━━━ Material

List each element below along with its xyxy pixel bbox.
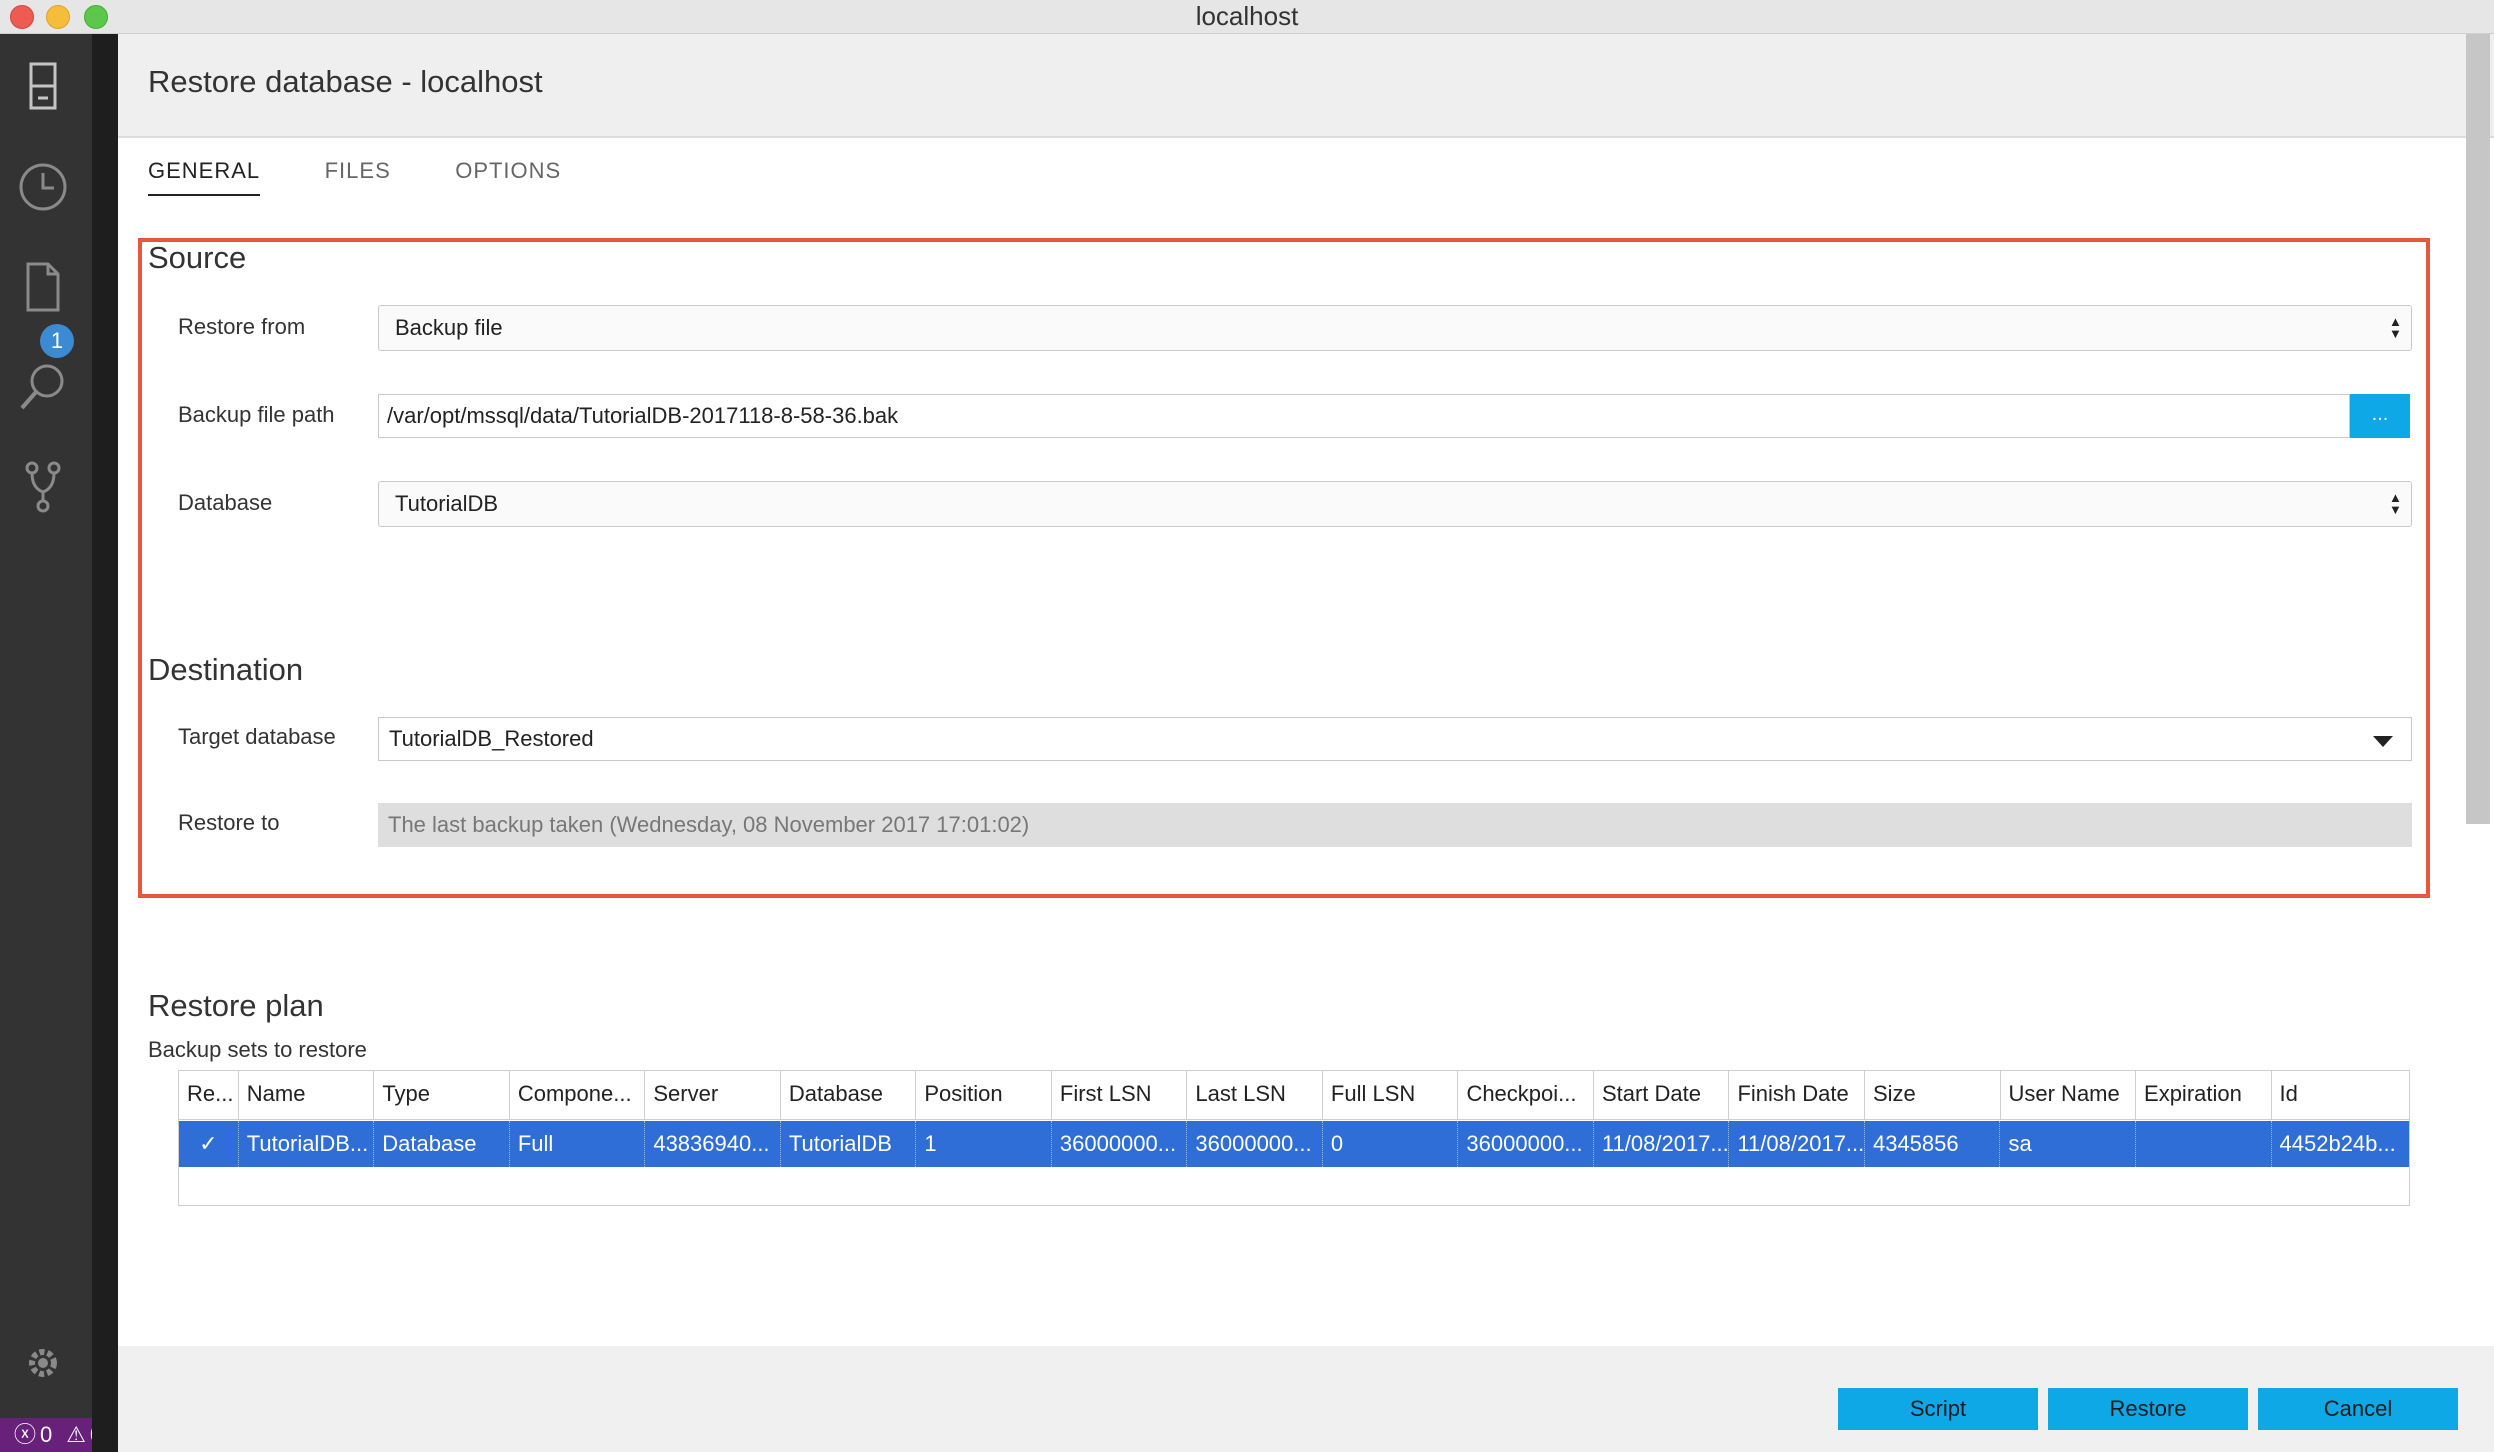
vertical-scrollbar[interactable] [2466, 34, 2490, 824]
cell-first-lsn: 36000000... [1052, 1121, 1188, 1167]
backup-file-path-input[interactable]: /var/opt/mssql/data/TutorialDB-2017118-8… [378, 394, 2350, 438]
error-count: 0 [40, 1422, 53, 1447]
column-header-server[interactable]: Server [645, 1071, 781, 1119]
database-label: Database [178, 490, 273, 515]
dialog-footer: Script Restore Cancel [118, 1346, 2494, 1452]
browse-button[interactable]: ... [2350, 394, 2410, 438]
cell-finish-date: 11/08/2017... [1729, 1121, 1865, 1167]
column-header-full-lsn[interactable]: Full LSN [1323, 1071, 1459, 1119]
maximize-window-button[interactable] [84, 5, 108, 29]
dialog-tabs: GENERAL FILES OPTIONS [148, 158, 621, 218]
file-count-badge: 1 [40, 324, 74, 358]
column-header-start-date[interactable]: Start Date [1594, 1071, 1730, 1119]
target-database-label: Target database [178, 724, 336, 749]
tab-files[interactable]: FILES [325, 158, 391, 194]
tab-options[interactable]: OPTIONS [455, 158, 561, 194]
backup-file-path-label: Backup file path [178, 402, 335, 427]
cell-start-date: 11/08/2017... [1594, 1121, 1730, 1167]
column-header-size[interactable]: Size [1865, 1071, 2001, 1119]
updown-chevron-icon: ▲ ▼ [2389, 314, 2402, 341]
column-header-first-lsn[interactable]: First LSN [1052, 1071, 1188, 1119]
tab-general[interactable]: GENERAL [148, 158, 261, 196]
restore-from-select[interactable]: Backup file ▲ ▼ [378, 305, 2412, 351]
column-header-checkpoint[interactable]: Checkpoi... [1458, 1071, 1594, 1119]
file-icon[interactable] [14, 258, 72, 316]
dialog-title: Restore database - localhost [148, 64, 543, 99]
settings-gear-icon[interactable] [14, 1334, 72, 1392]
cell-name: TutorialDB... [239, 1121, 375, 1167]
column-header-database[interactable]: Database [781, 1071, 917, 1119]
column-header-type[interactable]: Type [374, 1071, 510, 1119]
column-header-name[interactable]: Name [239, 1071, 375, 1119]
target-database-value: TutorialDB_Restored [389, 726, 594, 751]
cell-component: Full [510, 1121, 646, 1167]
window-titlebar: localhost [0, 0, 2494, 34]
source-control-icon[interactable] [14, 458, 72, 516]
column-header-last-lsn[interactable]: Last LSN [1187, 1071, 1323, 1119]
column-header-user-name[interactable]: User Name [2001, 1071, 2137, 1119]
cell-full-lsn: 0 [1323, 1121, 1459, 1167]
cell-id: 4452b24b... [2279, 1131, 2396, 1156]
cell-position: 1 [916, 1121, 1052, 1167]
table-row[interactable]: ✓ TutorialDB... Database Full 43836940..… [179, 1121, 2409, 1167]
column-header-id[interactable]: Id [2272, 1071, 2410, 1119]
restore-to-field: The last backup taken (Wednesday, 08 Nov… [378, 803, 2412, 847]
updown-chevron-icon: ▲ ▼ [2389, 490, 2402, 517]
window-title: localhost [1195, 1, 1299, 31]
dialog-header: Restore database - localhost [118, 34, 2494, 138]
restore-plan-heading: Restore plan [148, 988, 324, 1023]
column-header-finish-date[interactable]: Finish Date [1729, 1071, 1865, 1119]
warning-icon: ⚠ [66, 1422, 86, 1447]
history-icon[interactable] [14, 158, 72, 216]
search-icon[interactable] [14, 358, 72, 416]
activity-bar: 1 [0, 34, 92, 1418]
cell-user-name: sa [2000, 1121, 2136, 1167]
restore-dialog: Restore database - localhost GENERAL FIL… [118, 34, 2494, 1452]
cell-last-lsn: 36000000... [1187, 1121, 1323, 1167]
error-icon: ⓧ [14, 1422, 37, 1447]
cell-server: 43836940... [645, 1121, 781, 1167]
chevron-down-icon[interactable] [2373, 736, 2393, 747]
restore-from-label: Restore from [178, 314, 306, 339]
destination-heading: Destination [148, 652, 304, 687]
restore-checkbox[interactable]: ✓ [179, 1121, 239, 1167]
restore-button[interactable]: Restore [2048, 1388, 2248, 1430]
column-header-component[interactable]: Compone... [510, 1071, 646, 1119]
backup-sets-table: Re... Name Type Compone... Server Databa… [178, 1070, 2410, 1206]
column-header-position[interactable]: Position [916, 1071, 1052, 1119]
cell-expiration [2136, 1121, 2272, 1167]
cancel-button[interactable]: Cancel [2258, 1388, 2458, 1430]
cell-type: Database [374, 1121, 510, 1167]
restore-from-value: Backup file [395, 315, 503, 340]
column-header-restore[interactable]: Re... [179, 1071, 239, 1119]
backup-sets-subheading: Backup sets to restore [148, 1037, 367, 1062]
cell-database: TutorialDB [781, 1121, 917, 1167]
editor-background [92, 34, 118, 1452]
table-header: Re... Name Type Compone... Server Databa… [179, 1071, 2409, 1120]
close-window-button[interactable] [10, 5, 34, 29]
minimize-window-button[interactable] [46, 5, 70, 29]
script-button[interactable]: Script [1838, 1388, 2038, 1430]
database-select[interactable]: TutorialDB ▲ ▼ [378, 481, 2412, 527]
target-database-combobox[interactable]: TutorialDB_Restored [378, 717, 2412, 761]
servers-icon[interactable] [14, 58, 72, 116]
database-value: TutorialDB [395, 491, 499, 516]
source-heading: Source [148, 240, 247, 275]
column-header-expiration[interactable]: Expiration [2136, 1071, 2272, 1119]
restore-to-label: Restore to [178, 810, 280, 835]
cell-size: 4345856 [1865, 1121, 2001, 1167]
cell-checkpoint: 36000000... [1458, 1121, 1594, 1167]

━━━━━━

_Exercise prompt_
Write out these lines exactly as they appear, leaving out the pictures.

_The solution_
List each element below along with its xyxy pixel bbox.
vertical-scrollbar[interactable] [2466, 34, 2490, 824]
cell-first-lsn: 36000000... [1052, 1121, 1188, 1167]
backup-file-path-input[interactable]: /var/opt/mssql/data/TutorialDB-2017118-8… [378, 394, 2350, 438]
error-count: 0 [40, 1422, 53, 1447]
column-header-server[interactable]: Server [645, 1071, 781, 1119]
database-label: Database [178, 490, 273, 515]
dialog-footer: Script Restore Cancel [118, 1346, 2494, 1452]
browse-button[interactable]: ... [2350, 394, 2410, 438]
cell-finish-date: 11/08/2017... [1729, 1121, 1865, 1167]
column-header-full-lsn[interactable]: Full LSN [1323, 1071, 1459, 1119]
maximize-window-button[interactable] [84, 5, 108, 29]
dialog-tabs: GENERAL FILES OPTIONS [148, 158, 621, 218]
file-count-badge: 1 [40, 324, 74, 358]
column-header-start-date[interactable]: Start Date [1594, 1071, 1730, 1119]
target-database-label: Target database [178, 724, 336, 749]
tab-files[interactable]: FILES [325, 158, 391, 194]
tab-options[interactable]: OPTIONS [455, 158, 561, 194]
backup-file-path-label: Backup file path [178, 402, 335, 427]
cell-start-date: 11/08/2017... [1594, 1121, 1730, 1167]
column-header-size[interactable]: Size [1865, 1071, 2001, 1119]
updown-chevron-icon: ▲ ▼ [2389, 314, 2402, 341]
column-header-first-lsn[interactable]: First LSN [1052, 1071, 1188, 1119]
tab-general[interactable]: GENERAL [148, 158, 261, 196]
restore-from-select[interactable]: Backup file ▲ ▼ [378, 305, 2412, 351]
column-header-checkpoint[interactable]: Checkpoi... [1458, 1071, 1594, 1119]
file-icon[interactable] [14, 258, 72, 316]
dialog-title: Restore database - localhost [148, 64, 543, 99]
settings-gear-icon[interactable] [14, 1334, 72, 1392]
cell-name: TutorialDB... [239, 1121, 375, 1167]
column-header-database[interactable]: Database [781, 1071, 917, 1119]
column-header-type[interactable]: Type [374, 1071, 510, 1119]
column-header-name[interactable]: Name [239, 1071, 375, 1119]
target-database-value: TutorialDB_Restored [389, 726, 594, 751]
cell-component: Full [510, 1121, 646, 1167]
window-titlebar: localhost [0, 0, 2494, 34]
source-control-icon[interactable] [14, 458, 72, 516]
column-header-last-lsn[interactable]: Last LSN [1187, 1071, 1323, 1119]
column-header-user-name[interactable]: User Name [2001, 1071, 2137, 1119]
cell-full-lsn: 0 [1323, 1121, 1459, 1167]
cell-id: 4452b24b... [2279, 1131, 2396, 1156]
cell-position: 1 [916, 1121, 1052, 1167]
table-row[interactable]: ✓ TutorialDB... Database Full 43836940..… [179, 1121, 2409, 1167]
column-header-id[interactable]: Id [2272, 1071, 2410, 1119]
restore-to-field: The last backup taken (Wednesday, 08 Nov… [378, 803, 2412, 847]
updown-chevron-icon: ▲ ▼ [2389, 490, 2402, 517]
window-title: localhost [1195, 1, 1299, 31]
dialog-header: Restore database - localhost [118, 34, 2494, 138]
restore-plan-heading: Restore plan [148, 988, 324, 1023]
column-header-finish-date[interactable]: Finish Date [1729, 1071, 1865, 1119]
warning-icon: ⚠ [66, 1422, 86, 1447]
history-icon[interactable] [14, 158, 72, 216]
search-icon[interactable] [14, 358, 72, 416]
activity-bar: 1 [0, 34, 92, 1418]
cell-user-name: sa [2000, 1121, 2136, 1167]
restore-dialog: Restore database - localhost GENERAL FIL… [118, 34, 2494, 1452]
cell-last-lsn: 36000000... [1187, 1121, 1323, 1167]
error-icon: ⓧ [14, 1422, 37, 1447]
cell-server: 43836940... [645, 1121, 781, 1167]
chevron-down-icon[interactable] [2373, 736, 2393, 747]
restore-from-label: Restore from [178, 314, 306, 339]
destination-heading: Destination [148, 652, 304, 687]
restore-checkbox[interactable]: ✓ [179, 1121, 239, 1167]
restore-button[interactable]: Restore [2048, 1388, 2248, 1430]
column-header-component[interactable]: Compone... [510, 1071, 646, 1119]
backup-sets-table: Re... Name Type Compone... Server Databa… [178, 1070, 2410, 1206]
column-header-position[interactable]: Position [916, 1071, 1052, 1119]
cell-expiration [2136, 1121, 2272, 1167]
cancel-button[interactable]: Cancel [2258, 1388, 2458, 1430]
cell-type: Database [374, 1121, 510, 1167]
restore-from-value: Backup file [395, 315, 503, 340]
column-header-restore[interactable]: Re... [179, 1071, 239, 1119]
backup-sets-subheading: Backup sets to restore [148, 1037, 367, 1062]
cell-database: TutorialDB [781, 1121, 917, 1167]
editor-background [92, 34, 118, 1452]
table-header: Re... Name Type Compone... Server Databa… [179, 1071, 2409, 1120]
close-window-button[interactable] [10, 5, 34, 29]
minimize-window-button[interactable] [46, 5, 70, 29]
script-button[interactable]: Script [1838, 1388, 2038, 1430]
database-select[interactable]: TutorialDB ▲ ▼ [378, 481, 2412, 527]
target-database-combobox[interactable]: TutorialDB_Restored [378, 717, 2412, 761]
servers-icon[interactable] [14, 58, 72, 116]
database-value: TutorialDB [395, 491, 499, 516]
source-heading: Source [148, 240, 247, 275]
column-header-expiration[interactable]: Expiration [2136, 1071, 2272, 1119]
restore-to-label: Restore to [178, 810, 280, 835]
cell-size: 4345856 [1865, 1121, 2001, 1167]
cell-checkpoint: 36000000... [1458, 1121, 1594, 1167]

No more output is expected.